*SHORT PROBLEM*
Check each line below for the word "name", and copy those that have it.

*INFORMATION PROVIDED*
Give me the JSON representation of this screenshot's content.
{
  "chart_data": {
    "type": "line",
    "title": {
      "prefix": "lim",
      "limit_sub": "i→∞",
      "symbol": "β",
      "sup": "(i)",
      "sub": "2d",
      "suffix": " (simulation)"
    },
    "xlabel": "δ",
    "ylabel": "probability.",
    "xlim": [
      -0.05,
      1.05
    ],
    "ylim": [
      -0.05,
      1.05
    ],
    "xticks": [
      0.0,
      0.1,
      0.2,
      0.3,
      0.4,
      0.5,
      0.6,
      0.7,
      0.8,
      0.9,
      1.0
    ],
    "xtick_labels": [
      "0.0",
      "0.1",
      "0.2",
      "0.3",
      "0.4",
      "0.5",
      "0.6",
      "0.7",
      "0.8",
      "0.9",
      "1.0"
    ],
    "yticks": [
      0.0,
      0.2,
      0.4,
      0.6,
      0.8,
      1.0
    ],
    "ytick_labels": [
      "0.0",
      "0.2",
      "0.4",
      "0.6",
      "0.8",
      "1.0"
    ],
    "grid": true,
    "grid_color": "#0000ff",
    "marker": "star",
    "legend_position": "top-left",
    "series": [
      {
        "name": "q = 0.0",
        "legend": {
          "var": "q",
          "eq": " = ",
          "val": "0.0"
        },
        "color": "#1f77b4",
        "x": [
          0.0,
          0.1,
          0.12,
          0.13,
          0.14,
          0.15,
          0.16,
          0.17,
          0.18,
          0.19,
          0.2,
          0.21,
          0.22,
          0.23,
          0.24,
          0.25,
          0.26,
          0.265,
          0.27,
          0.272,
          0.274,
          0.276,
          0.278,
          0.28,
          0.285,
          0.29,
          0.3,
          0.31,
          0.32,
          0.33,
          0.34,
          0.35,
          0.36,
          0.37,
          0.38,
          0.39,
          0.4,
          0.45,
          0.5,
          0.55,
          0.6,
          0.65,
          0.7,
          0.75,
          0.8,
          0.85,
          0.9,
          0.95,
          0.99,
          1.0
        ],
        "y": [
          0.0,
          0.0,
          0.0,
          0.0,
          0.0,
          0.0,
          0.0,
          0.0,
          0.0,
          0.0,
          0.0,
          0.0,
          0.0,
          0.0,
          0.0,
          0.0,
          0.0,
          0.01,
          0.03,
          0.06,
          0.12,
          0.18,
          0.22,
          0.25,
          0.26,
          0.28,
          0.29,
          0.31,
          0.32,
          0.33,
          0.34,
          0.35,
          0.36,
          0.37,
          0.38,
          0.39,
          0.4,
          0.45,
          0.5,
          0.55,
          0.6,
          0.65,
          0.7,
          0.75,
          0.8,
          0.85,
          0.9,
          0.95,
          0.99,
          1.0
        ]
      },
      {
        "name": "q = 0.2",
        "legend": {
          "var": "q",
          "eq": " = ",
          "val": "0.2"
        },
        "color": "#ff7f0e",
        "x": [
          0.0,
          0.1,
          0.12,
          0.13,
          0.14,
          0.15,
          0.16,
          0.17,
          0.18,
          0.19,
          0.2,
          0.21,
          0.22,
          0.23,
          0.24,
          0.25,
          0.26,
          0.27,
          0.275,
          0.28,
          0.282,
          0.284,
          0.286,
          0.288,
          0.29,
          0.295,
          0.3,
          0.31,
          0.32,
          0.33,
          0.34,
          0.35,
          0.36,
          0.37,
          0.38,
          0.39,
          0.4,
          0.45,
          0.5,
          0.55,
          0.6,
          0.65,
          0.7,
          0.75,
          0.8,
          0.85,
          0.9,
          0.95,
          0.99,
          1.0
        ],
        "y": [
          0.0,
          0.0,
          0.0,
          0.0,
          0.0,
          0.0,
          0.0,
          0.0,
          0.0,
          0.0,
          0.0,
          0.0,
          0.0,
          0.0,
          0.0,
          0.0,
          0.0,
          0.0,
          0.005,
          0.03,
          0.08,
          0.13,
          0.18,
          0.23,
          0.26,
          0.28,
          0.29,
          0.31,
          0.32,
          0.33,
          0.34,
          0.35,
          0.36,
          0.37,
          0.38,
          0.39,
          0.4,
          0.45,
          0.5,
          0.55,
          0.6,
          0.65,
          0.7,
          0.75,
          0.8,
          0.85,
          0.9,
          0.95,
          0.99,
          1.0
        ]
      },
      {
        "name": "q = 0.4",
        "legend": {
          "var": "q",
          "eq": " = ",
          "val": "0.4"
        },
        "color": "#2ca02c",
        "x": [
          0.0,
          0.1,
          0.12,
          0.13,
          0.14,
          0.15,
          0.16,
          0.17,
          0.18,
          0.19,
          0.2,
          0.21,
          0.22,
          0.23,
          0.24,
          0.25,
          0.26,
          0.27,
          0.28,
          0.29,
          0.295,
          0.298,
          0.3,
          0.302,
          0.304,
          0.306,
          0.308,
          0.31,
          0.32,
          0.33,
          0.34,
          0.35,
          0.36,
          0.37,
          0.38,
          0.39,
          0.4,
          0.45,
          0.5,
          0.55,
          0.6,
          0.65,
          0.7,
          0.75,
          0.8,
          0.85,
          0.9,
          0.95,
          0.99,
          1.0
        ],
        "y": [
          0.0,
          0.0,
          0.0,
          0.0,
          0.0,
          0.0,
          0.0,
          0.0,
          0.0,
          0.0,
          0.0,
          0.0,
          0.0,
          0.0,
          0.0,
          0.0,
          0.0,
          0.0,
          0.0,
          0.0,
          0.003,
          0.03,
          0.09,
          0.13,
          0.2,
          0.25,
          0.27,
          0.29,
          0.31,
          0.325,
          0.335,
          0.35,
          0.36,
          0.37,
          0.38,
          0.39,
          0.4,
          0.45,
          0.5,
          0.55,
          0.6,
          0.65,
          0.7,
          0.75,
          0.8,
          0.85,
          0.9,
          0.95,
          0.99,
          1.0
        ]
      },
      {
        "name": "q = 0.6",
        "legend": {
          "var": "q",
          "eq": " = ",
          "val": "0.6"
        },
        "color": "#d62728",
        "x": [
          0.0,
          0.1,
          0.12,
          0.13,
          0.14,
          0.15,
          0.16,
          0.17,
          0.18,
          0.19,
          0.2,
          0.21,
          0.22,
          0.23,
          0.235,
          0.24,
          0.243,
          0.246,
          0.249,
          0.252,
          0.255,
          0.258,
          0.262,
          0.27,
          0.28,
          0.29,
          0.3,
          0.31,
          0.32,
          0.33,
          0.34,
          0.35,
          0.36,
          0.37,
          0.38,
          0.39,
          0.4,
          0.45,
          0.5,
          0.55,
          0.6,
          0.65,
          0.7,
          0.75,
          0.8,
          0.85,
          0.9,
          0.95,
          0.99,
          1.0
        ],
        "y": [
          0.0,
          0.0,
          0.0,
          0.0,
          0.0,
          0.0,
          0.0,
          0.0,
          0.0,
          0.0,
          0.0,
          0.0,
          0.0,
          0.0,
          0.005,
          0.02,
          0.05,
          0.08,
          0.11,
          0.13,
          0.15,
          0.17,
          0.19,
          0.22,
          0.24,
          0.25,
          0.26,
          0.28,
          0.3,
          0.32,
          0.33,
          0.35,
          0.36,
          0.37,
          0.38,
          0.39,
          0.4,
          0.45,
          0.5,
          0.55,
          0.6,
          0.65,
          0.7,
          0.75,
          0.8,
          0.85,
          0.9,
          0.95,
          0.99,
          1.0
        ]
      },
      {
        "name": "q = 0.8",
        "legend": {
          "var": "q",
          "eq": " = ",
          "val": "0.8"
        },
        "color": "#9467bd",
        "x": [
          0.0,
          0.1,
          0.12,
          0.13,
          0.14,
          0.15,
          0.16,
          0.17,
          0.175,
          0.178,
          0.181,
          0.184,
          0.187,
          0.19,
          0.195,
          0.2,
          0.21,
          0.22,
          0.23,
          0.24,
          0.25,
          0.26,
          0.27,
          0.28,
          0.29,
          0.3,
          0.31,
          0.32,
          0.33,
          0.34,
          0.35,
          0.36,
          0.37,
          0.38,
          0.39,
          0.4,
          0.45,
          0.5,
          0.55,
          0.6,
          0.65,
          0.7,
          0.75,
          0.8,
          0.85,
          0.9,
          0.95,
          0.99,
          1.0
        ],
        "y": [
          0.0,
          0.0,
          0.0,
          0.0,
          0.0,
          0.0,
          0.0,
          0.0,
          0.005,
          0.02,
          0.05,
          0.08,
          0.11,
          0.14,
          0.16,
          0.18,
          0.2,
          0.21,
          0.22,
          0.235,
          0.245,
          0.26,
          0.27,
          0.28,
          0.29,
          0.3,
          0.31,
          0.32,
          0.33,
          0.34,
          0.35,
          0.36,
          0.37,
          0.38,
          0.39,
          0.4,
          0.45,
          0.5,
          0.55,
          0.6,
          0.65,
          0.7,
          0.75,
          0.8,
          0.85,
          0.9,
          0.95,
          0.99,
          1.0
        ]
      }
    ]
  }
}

*FULL OUTPUT*
        "name": "q = 0.0",
        "name": "q = 0.2",
        "name": "q = 0.4",
        "name": "q = 0.6",
        "name": "q = 0.8",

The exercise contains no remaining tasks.